§ **Document structure recognition data**:
Start of Block

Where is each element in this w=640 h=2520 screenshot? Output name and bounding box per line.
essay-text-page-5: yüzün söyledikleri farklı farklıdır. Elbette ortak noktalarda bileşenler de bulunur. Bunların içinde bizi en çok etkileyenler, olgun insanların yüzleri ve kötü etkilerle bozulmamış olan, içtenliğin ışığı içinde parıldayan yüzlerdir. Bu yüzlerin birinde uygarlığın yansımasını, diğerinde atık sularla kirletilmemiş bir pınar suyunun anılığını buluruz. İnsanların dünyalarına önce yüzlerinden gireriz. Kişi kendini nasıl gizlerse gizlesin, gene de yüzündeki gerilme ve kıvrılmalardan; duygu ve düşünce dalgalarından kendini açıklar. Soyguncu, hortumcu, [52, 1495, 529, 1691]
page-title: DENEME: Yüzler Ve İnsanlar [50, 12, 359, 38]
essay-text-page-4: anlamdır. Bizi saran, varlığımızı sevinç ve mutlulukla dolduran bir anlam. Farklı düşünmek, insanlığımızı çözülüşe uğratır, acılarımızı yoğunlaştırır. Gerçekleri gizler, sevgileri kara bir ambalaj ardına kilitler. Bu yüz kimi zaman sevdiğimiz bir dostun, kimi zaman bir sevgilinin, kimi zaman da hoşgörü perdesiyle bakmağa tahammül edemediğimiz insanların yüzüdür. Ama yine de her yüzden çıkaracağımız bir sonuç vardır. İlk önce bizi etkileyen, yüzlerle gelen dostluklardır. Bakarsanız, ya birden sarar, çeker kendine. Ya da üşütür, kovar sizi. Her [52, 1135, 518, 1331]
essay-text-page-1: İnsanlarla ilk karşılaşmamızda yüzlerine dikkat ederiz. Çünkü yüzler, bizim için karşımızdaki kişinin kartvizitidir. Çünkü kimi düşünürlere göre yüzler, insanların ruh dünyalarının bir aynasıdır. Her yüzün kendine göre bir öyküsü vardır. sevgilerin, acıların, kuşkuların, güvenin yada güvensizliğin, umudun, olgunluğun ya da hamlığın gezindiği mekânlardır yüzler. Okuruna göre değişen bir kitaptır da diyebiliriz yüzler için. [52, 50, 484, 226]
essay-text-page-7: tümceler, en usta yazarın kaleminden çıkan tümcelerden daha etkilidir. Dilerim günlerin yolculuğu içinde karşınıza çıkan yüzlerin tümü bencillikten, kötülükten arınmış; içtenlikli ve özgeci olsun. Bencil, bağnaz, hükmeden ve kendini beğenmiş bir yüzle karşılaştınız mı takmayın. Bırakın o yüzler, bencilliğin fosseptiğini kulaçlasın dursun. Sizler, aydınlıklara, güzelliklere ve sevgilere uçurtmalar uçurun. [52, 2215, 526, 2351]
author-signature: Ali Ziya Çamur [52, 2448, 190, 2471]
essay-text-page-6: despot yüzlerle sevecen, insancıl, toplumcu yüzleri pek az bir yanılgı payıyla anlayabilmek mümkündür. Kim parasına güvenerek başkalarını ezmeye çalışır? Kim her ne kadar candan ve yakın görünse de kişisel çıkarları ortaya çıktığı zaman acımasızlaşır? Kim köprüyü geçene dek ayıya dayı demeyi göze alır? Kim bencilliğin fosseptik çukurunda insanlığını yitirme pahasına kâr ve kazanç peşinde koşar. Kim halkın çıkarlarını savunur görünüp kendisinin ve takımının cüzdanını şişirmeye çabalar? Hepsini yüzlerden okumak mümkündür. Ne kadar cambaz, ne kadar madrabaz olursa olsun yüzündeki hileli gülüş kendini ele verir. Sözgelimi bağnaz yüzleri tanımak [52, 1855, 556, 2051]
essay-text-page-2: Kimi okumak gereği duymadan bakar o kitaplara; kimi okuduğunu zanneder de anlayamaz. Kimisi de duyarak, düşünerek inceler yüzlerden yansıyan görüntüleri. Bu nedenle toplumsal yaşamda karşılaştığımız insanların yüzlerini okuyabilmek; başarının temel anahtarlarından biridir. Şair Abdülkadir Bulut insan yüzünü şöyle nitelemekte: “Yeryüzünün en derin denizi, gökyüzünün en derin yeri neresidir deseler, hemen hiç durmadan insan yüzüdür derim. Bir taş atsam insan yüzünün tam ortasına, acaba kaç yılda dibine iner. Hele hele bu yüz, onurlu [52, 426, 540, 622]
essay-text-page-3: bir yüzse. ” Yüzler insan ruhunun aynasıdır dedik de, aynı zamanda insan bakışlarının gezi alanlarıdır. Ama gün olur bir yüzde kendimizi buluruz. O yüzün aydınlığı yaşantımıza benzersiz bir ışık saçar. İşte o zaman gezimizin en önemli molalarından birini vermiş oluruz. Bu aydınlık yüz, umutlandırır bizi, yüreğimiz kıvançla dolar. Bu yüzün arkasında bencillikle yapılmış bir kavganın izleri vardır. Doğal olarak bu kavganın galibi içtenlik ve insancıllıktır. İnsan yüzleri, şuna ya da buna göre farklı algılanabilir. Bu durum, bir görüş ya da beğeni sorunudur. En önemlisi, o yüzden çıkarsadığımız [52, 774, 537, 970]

End of Block

All the lines above should be written out once more, exactly.

Where is each element in this w=640 h=2520 screenshot? Output name and bounding box per line.
essay-text-page-5: yüzün söyledikleri farklı farklıdır. Elbette ortak noktalarda bileşenler de bulunur. Bunların içinde bizi en çok etkileyenler, olgun insanların yüzleri ve kötü etkilerle bozulmamış olan, içtenliğin ışığı içinde parıldayan yüzlerdir. Bu yüzlerin birinde uygarlığın yansımasını, diğerinde atık sularla kirletilmemiş bir pınar suyunun anılığını buluruz. İnsanların dünyalarına önce yüzlerinden gireriz. Kişi kendini nasıl gizlerse gizlesin, gene de yüzündeki gerilme ve kıvrılmalardan; duygu ve düşünce dalgalarından kendini açıklar. Soyguncu, hortumcu, [52, 1495, 529, 1691]
page-title: DENEME: Yüzler Ve İnsanlar [50, 12, 359, 38]
essay-text-page-4: anlamdır. Bizi saran, varlığımızı sevinç ve mutlulukla dolduran bir anlam. Farklı düşünmek, insanlığımızı çözülüşe uğratır, acılarımızı yoğunlaştırır. Gerçekleri gizler, sevgileri kara bir ambalaj ardına kilitler. Bu yüz kimi zaman sevdiğimiz bir dostun, kimi zaman bir sevgilinin, kimi zaman da hoşgörü perdesiyle bakmağa tahammül edemediğimiz insanların yüzüdür. Ama yine de her yüzden çıkaracağımız bir sonuç vardır. İlk önce bizi etkileyen, yüzlerle gelen dostluklardır. Bakarsanız, ya birden sarar, çeker kendine. Ya da üşütür, kovar sizi. Her [52, 1135, 518, 1331]
essay-text-page-1: İnsanlarla ilk karşılaşmamızda yüzlerine dikkat ederiz. Çünkü yüzler, bizim için karşımızdaki kişinin kartvizitidir. Çünkü kimi düşünürlere göre yüzler, insanların ruh dünyalarının bir aynasıdır. Her yüzün kendine göre bir öyküsü vardır. sevgilerin, acıların, kuşkuların, güvenin yada güvensizliğin, umudun, olgunluğun ya da hamlığın gezindiği mekânlardır yüzler. Okuruna göre değişen bir kitaptır da diyebiliriz yüzler için. [52, 50, 484, 226]
essay-text-page-7: tümceler, en usta yazarın kaleminden çıkan tümcelerden daha etkilidir. Dilerim günlerin yolculuğu içinde karşınıza çıkan yüzlerin tümü bencillikten, kötülükten arınmış; içtenlikli ve özgeci olsun. Bencil, bağnaz, hükmeden ve kendini beğenmiş bir yüzle karşılaştınız mı takmayın. Bırakın o yüzler, bencilliğin fosseptiğini kulaçlasın dursun. Sizler, aydınlıklara, güzelliklere ve sevgilere uçurtmalar uçurun. [52, 2215, 526, 2351]
author-signature: Ali Ziya Çamur [52, 2448, 190, 2471]
essay-text-page-6: despot yüzlerle sevecen, insancıl, toplumcu yüzleri pek az bir yanılgı payıyla anlayabilmek mümkündür. Kim parasına güvenerek başkalarını ezmeye çalışır? Kim her ne kadar candan ve yakın görünse de kişisel çıkarları ortaya çıktığı zaman acımasızlaşır? Kim köprüyü geçene dek ayıya dayı demeyi göze alır? Kim bencilliğin fosseptik çukurunda insanlığını yitirme pahasına kâr ve kazanç peşinde koşar. Kim halkın çıkarlarını savunur görünüp kendisinin ve takımının cüzdanını şişirmeye çabalar? Hepsini yüzlerden okumak mümkündür. Ne kadar cambaz, ne kadar madrabaz olursa olsun yüzündeki hileli gülüş kendini ele verir. Sözgelimi bağnaz yüzleri tanımak [52, 1855, 556, 2051]
essay-text-page-2: Kimi okumak gereği duymadan bakar o kitaplara; kimi okuduğunu zanneder de anlayamaz. Kimisi de duyarak, düşünerek inceler yüzlerden yansıyan görüntüleri. Bu nedenle toplumsal yaşamda karşılaştığımız insanların yüzlerini okuyabilmek; başarının temel anahtarlarından biridir. Şair Abdülkadir Bulut insan yüzünü şöyle nitelemekte: “Yeryüzünün en derin denizi, gökyüzünün en derin yeri neresidir deseler, hemen hiç durmadan insan yüzüdür derim. Bir taş atsam insan yüzünün tam ortasına, acaba kaç yılda dibine iner. Hele hele bu yüz, onurlu [52, 426, 540, 622]
essay-text-page-3: bir yüzse. ” Yüzler insan ruhunun aynasıdır dedik de, aynı zamanda insan bakışlarının gezi alanlarıdır. Ama gün olur bir yüzde kendimizi buluruz. O yüzün aydınlığı yaşantımıza benzersiz bir ışık saçar. İşte o zaman gezimizin en önemli molalarından birini vermiş oluruz. Bu aydınlık yüz, umutlandırır bizi, yüreğimiz kıvançla dolar. Bu yüzün arkasında bencillikle yapılmış bir kavganın izleri vardır. Doğal olarak bu kavganın galibi içtenlik ve insancıllıktır. İnsan yüzleri, şuna ya da buna göre farklı algılanabilir. Bu durum, bir görüş ya da beğeni sorunudur. En önemlisi, o yüzden çıkarsadığımız [52, 774, 537, 970]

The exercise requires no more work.